_Brief_
Identify the lines that contain the string "What", then copy each of them.

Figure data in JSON
▽

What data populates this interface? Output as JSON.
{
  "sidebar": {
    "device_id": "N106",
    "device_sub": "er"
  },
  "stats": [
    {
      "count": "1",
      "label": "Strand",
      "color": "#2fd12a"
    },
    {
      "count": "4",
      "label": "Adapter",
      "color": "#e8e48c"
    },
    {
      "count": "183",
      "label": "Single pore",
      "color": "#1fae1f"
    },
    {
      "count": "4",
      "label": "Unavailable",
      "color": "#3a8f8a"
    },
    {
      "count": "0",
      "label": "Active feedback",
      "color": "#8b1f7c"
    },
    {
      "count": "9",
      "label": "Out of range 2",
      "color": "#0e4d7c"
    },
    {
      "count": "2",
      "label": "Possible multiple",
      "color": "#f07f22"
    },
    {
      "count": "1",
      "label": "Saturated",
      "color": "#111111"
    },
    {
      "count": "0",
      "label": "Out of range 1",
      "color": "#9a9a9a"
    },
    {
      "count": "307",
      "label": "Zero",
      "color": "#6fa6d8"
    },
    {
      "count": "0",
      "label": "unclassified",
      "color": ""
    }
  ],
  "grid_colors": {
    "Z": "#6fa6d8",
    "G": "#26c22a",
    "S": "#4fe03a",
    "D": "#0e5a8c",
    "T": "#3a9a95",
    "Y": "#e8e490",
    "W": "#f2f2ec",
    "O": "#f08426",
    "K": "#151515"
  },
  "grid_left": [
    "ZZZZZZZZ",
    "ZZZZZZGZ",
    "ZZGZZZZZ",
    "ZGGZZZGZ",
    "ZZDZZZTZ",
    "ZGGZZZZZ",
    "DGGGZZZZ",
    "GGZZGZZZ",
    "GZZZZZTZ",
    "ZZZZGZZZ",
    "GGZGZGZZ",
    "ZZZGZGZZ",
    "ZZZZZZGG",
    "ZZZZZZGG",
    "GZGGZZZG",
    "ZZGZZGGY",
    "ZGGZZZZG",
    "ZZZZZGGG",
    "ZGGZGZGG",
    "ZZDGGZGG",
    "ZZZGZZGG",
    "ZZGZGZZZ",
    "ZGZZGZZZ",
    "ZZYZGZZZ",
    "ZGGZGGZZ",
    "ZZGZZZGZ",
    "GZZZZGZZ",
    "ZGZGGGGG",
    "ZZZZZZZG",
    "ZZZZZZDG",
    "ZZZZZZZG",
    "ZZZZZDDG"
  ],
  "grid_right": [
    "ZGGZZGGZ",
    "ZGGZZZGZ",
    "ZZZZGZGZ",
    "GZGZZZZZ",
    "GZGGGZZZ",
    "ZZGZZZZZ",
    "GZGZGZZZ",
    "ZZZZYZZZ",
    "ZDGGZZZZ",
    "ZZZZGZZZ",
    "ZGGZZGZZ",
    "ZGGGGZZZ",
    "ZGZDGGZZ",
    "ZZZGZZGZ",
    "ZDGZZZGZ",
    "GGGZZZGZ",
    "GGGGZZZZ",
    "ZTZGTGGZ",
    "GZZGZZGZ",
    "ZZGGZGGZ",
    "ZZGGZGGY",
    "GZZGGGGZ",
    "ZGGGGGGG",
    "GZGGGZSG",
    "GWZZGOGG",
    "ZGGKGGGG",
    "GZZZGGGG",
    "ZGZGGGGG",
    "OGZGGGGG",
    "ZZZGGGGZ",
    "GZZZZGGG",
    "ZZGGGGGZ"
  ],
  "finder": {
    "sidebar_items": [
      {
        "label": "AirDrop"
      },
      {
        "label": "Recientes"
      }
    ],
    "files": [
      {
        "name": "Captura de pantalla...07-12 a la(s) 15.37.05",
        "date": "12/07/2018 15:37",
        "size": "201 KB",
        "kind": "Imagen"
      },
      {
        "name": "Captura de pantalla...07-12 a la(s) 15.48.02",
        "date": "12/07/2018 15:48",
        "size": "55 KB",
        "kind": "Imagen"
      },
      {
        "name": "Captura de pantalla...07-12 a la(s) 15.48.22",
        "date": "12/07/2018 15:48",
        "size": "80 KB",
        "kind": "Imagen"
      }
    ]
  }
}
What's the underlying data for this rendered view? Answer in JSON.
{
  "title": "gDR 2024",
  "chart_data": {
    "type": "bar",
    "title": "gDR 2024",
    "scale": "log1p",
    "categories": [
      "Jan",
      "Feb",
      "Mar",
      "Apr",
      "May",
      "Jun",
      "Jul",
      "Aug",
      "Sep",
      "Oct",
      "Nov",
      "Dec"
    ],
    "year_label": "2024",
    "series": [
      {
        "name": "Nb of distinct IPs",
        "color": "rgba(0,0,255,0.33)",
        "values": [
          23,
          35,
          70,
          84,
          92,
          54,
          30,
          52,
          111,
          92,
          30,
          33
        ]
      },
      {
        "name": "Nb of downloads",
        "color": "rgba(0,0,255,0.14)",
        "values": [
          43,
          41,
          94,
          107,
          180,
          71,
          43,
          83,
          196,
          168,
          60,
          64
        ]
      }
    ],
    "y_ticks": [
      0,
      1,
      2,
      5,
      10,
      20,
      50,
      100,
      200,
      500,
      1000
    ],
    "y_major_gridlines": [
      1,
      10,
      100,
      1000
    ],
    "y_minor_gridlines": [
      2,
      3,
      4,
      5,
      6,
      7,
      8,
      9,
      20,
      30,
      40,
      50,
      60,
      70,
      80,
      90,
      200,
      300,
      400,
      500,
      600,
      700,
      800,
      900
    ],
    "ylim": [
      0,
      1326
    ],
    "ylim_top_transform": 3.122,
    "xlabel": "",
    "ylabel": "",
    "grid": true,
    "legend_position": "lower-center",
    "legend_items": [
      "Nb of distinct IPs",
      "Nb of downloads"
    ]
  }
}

△

_Complete answer_
What data populates this interface? Output as JSON.
What's the underlying data for this rendered view? Answer in JSON.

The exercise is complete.